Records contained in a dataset
********
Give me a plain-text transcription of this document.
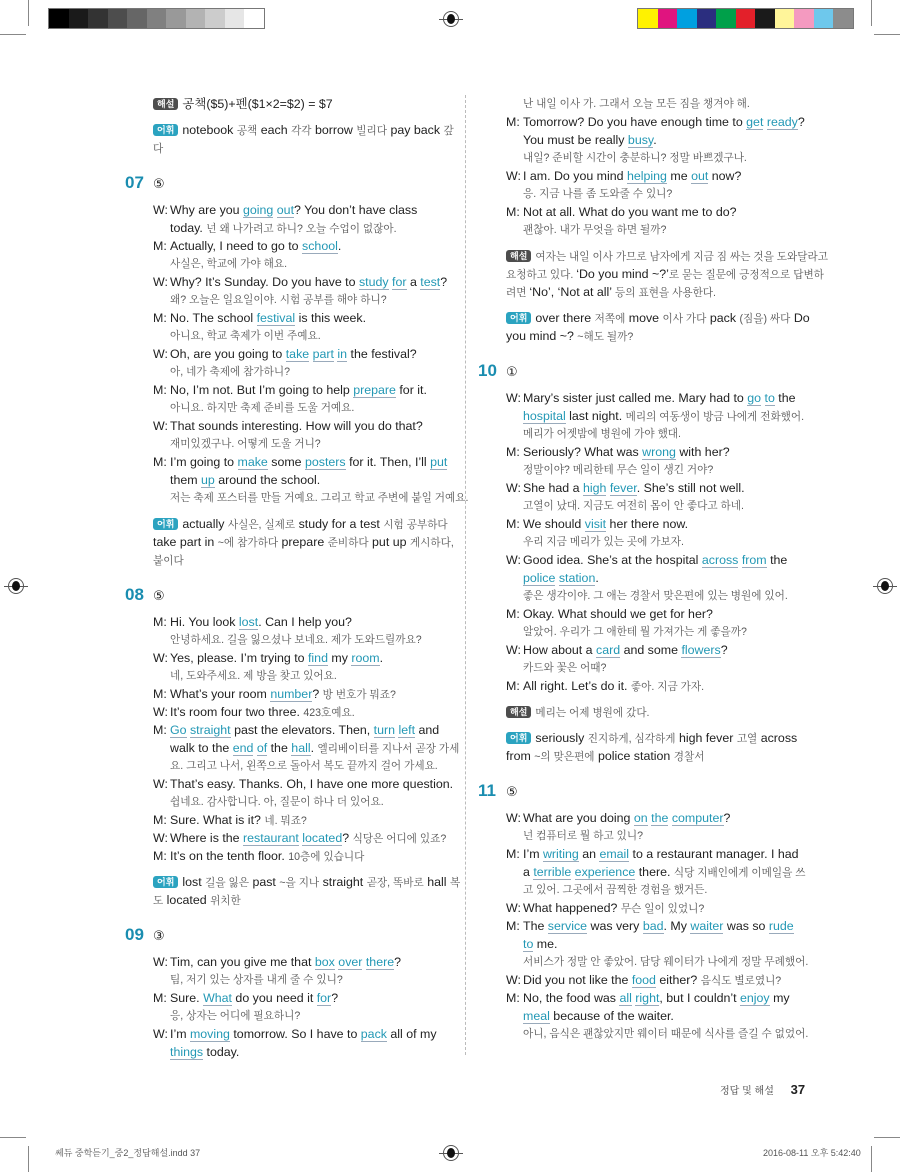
해설 공책($5)+펜($1×2=$2) = $7
어휘 notebook 공책 each 각각 borrow 빌리다 pay back 갚
다
07 ⑤
W: Why are you going out? You don’t have class
today. 넌 왜 나가려고 하니? 오늘 수업이 없잖아.
M: Actually, I need to go to school.
사실은, 학교에 가야 해요.
W: Why? It’s Sunday. Do you have to study for a test?
왜? 오늘은 일요일이야. 시험 공부를 해야 하니?
M: No. The school festival is this week.
아니요, 학교 축제가 이번 주예요.
W: Oh, are you going to take part in the festival?
아, 네가 축제에 참가하니?
M: No, I’m not. But I’m going to help prepare for it.
아니요. 하지만 축제 준비를 도울 거예요.
W: That sounds interesting. How will you do that?
재미있겠구나. 어떻게 도울 거니?
M: I’m going to make some posters for it. Then, I’ll put
them up around the school.
저는 축제 포스터를 만들 거예요. 그리고 학교 주변에 붙일 거예요.
어휘 actually 사실은, 실제로 study for a test 시험 공부하다
take part in ~에 참가하다 prepare 준비하다 put up 게시하다,
붙이다
08 ⑤
M: Hi. You look lost. Can I help you?
안녕하세요. 길을 잃으셨나 보네요. 제가 도와드릴까요?
W: Yes, please. I’m trying to find my room.
네, 도와주세요. 제 방을 찾고 있어요.
M: What’s your room number? 방 번호가 뭐죠?
W: It’s room four two three. 423호예요.
M: Go straight past the elevators. Then, turn left and
walk to the end of the hall. 엘리베이터를 지나서 곧장 가세
요. 그리고 나서, 왼쪽으로 돌아서 복도 끝까지 걸어 가세요.
W: That’s easy. Thanks. Oh, I have one more question.
쉽네요. 감사합니다. 아, 질문이 하나 더 있어요.
M: Sure. What is it? 네. 뭐죠?
W: Where is the restaurant located? 식당은 어디에 있죠?
M: It’s on the tenth floor. 10층에 있습니다
어휘 lost 길을 잃은 past ~을 지나 straight 곧장, 똑바로 hall 복
도 located 위치한
09 ③
W: Tim, can you give me that box over there?
팀, 저기 있는 상자를 내게 줄 수 있니?
M: Sure. What do you need it for?
응, 상자는 어디에 필요하니?
W: I’m moving tomorrow. So I have to pack all of my
things today.
난 내일 이사 가. 그래서 오늘 모든 짐을 챙겨야 해.
M: Tomorrow? Do you have enough time to get ready?
You must be really busy.
내일? 준비할 시간이 충분하니? 정말 바쁘겠구나.
W: I am. Do you mind helping me out now?
응. 지금 나를 좀 도와줄 수 있니?
M: Not at all. What do you want me to do?
괜찮아. 내가 무엇을 하면 될까?
해설 여자는 내일 이사 가므로 남자에게 지금 짐 싸는 것을 도와달라고
요청하고 있다. ‘Do you mind ~?’로 묻는 질문에 긍정적으로 답변하
려면 ‘No’, ‘Not at all’ 등의 표현을 사용한다.
어휘 over there 저쪽에 move 이사 가다 pack (짐을) 싸다 Do
you mind ~? ~해도 될까?
10 ①
W: Mary’s sister just called me. Mary had to go to the
hospital last night. 메리의 여동생이 방금 나에게 전화했어.
메리가 어젯밤에 병원에 가야 했대.
M: Seriously? What was wrong with her?
정말이야? 메리한테 무슨 일이 생긴 거야?
W: She had a high fever. She’s still not well.
고열이 났대. 지금도 여전히 몸이 안 좋다고 하네.
M: We should visit her there now.
우리 지금 메리가 있는 곳에 가보자.
W: Good idea. She’s at the hospital across from the
police station.
좋은 생각이야. 그 애는 경찰서 맞은편에 있는 병원에 있어.
M: Okay. What should we get for her?
알았어. 우리가 그 애한테 뭘 가져가는 게 좋을까?
W: How about a card and some flowers?
카드와 꽃은 어때?
M: All right. Let’s do it. 좋아. 지금 가자.
해설 메리는 어제 병원에 갔다.
어휘 seriously 진지하게, 심각하게 high fever 고열 across
from ~의 맞은편에 police station 경찰서
11 ⑤
W: What are you doing on the computer?
넌 컴퓨터로 뭘 하고 있니?
M: I’m writing an email to a restaurant manager. I had
a terrible experience there. 식당 지배인에게 이메일을 쓰
고 있어. 그곳에서 끔찍한 경험을 했거든.
W: What happened? 무슨 일이 있었니?
M: The service was very bad. My waiter was so rude
to me.
서비스가 정말 안 좋았어. 담당 웨이터가 나에게 정말 무례했어.
W: Did you not like the food either? 음식도 별로였니?
M: No, the food was all right, but I couldn’t enjoy my
meal because of the waiter.
아니, 음식은 괜찮았지만 웨이터 때문에 식사를 즐길 수 없었어.
정답 및 해설 37
쎄듀 중학듣기_중2_정답해설.indd 37	2016-08-11 오후 5:42:40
********
■ **Work to be completed**
Output the data above without changes, apart from leaving out the pictures.

■ **Full solution**
Give me a plain-text transcription of this document.
해설 공책($5)+펜($1×2=$2) = $7
어휘 notebook 공책 each 각각 borrow 빌리다 pay back 갚
다
07 ⑤
W: Why are you going out? You don’t have class
today. 넌 왜 나가려고 하니? 오늘 수업이 없잖아.
M: Actually, I need to go to school.
사실은, 학교에 가야 해요.
W: Why? It’s Sunday. Do you have to study for a test?
왜? 오늘은 일요일이야. 시험 공부를 해야 하니?
M: No. The school festival is this week.
아니요, 학교 축제가 이번 주예요.
W: Oh, are you going to take part in the festival?
아, 네가 축제에 참가하니?
M: No, I’m not. But I’m going to help prepare for it.
아니요. 하지만 축제 준비를 도울 거예요.
W: That sounds interesting. How will you do that?
재미있겠구나. 어떻게 도울 거니?
M: I’m going to make some posters for it. Then, I’ll put
them up around the school.
저는 축제 포스터를 만들 거예요. 그리고 학교 주변에 붙일 거예요.
어휘 actually 사실은, 실제로 study for a test 시험 공부하다
take part in ~에 참가하다 prepare 준비하다 put up 게시하다,
붙이다
08 ⑤
M: Hi. You look lost. Can I help you?
안녕하세요. 길을 잃으셨나 보네요. 제가 도와드릴까요?
W: Yes, please. I’m trying to find my room.
네, 도와주세요. 제 방을 찾고 있어요.
M: What’s your room number? 방 번호가 뭐죠?
W: It’s room four two three. 423호예요.
M: Go straight past the elevators. Then, turn left and
walk to the end of the hall. 엘리베이터를 지나서 곧장 가세
요. 그리고 나서, 왼쪽으로 돌아서 복도 끝까지 걸어 가세요.
W: That’s easy. Thanks. Oh, I have one more question.
쉽네요. 감사합니다. 아, 질문이 하나 더 있어요.
M: Sure. What is it? 네. 뭐죠?
W: Where is the restaurant located? 식당은 어디에 있죠?
M: It’s on the tenth floor. 10층에 있습니다
어휘 lost 길을 잃은 past ~을 지나 straight 곧장, 똑바로 hall 복
도 located 위치한
09 ③
W: Tim, can you give me that box over there?
팀, 저기 있는 상자를 내게 줄 수 있니?
M: Sure. What do you need it for?
응, 상자는 어디에 필요하니?
W: I’m moving tomorrow. So I have to pack all of my
things today.
난 내일 이사 가. 그래서 오늘 모든 짐을 챙겨야 해.
M: Tomorrow? Do you have enough time to get ready?
You must be really busy.
내일? 준비할 시간이 충분하니? 정말 바쁘겠구나.
W: I am. Do you mind helping me out now?
응. 지금 나를 좀 도와줄 수 있니?
M: Not at all. What do you want me to do?
괜찮아. 내가 무엇을 하면 될까?
해설 여자는 내일 이사 가므로 남자에게 지금 짐 싸는 것을 도와달라고
요청하고 있다. ‘Do you mind ~?’로 묻는 질문에 긍정적으로 답변하
려면 ‘No’, ‘Not at all’ 등의 표현을 사용한다.
어휘 over there 저쪽에 move 이사 가다 pack (짐을) 싸다 Do
you mind ~? ~해도 될까?
10 ①
W: Mary’s sister just called me. Mary had to go to the
hospital last night. 메리의 여동생이 방금 나에게 전화했어.
메리가 어젯밤에 병원에 가야 했대.
M: Seriously? What was wrong with her?
정말이야? 메리한테 무슨 일이 생긴 거야?
W: She had a high fever. She’s still not well.
고열이 났대. 지금도 여전히 몸이 안 좋다고 하네.
M: We should visit her there now.
우리 지금 메리가 있는 곳에 가보자.
W: Good idea. She’s at the hospital across from the
police station.
좋은 생각이야. 그 애는 경찰서 맞은편에 있는 병원에 있어.
M: Okay. What should we get for her?
알았어. 우리가 그 애한테 뭘 가져가는 게 좋을까?
W: How about a card and some flowers?
카드와 꽃은 어때?
M: All right. Let’s do it. 좋아. 지금 가자.
해설 메리는 어제 병원에 갔다.
어휘 seriously 진지하게, 심각하게 high fever 고열 across
from ~의 맞은편에 police station 경찰서
11 ⑤
W: What are you doing on the computer?
넌 컴퓨터로 뭘 하고 있니?
M: I’m writing an email to a restaurant manager. I had
a terrible experience there. 식당 지배인에게 이메일을 쓰
고 있어. 그곳에서 끔찍한 경험을 했거든.
W: What happened? 무슨 일이 있었니?
M: The service was very bad. My waiter was so rude
to me.
서비스가 정말 안 좋았어. 담당 웨이터가 나에게 정말 무례했어.
W: Did you not like the food either? 음식도 별로였니?
M: No, the food was all right, but I couldn’t enjoy my
meal because of the waiter.
아니, 음식은 괜찮았지만 웨이터 때문에 식사를 즐길 수 없었어.
정답 및 해설 37
쎄듀 중학듣기_중2_정답해설.indd 37	2016-08-11 오후 5:42:40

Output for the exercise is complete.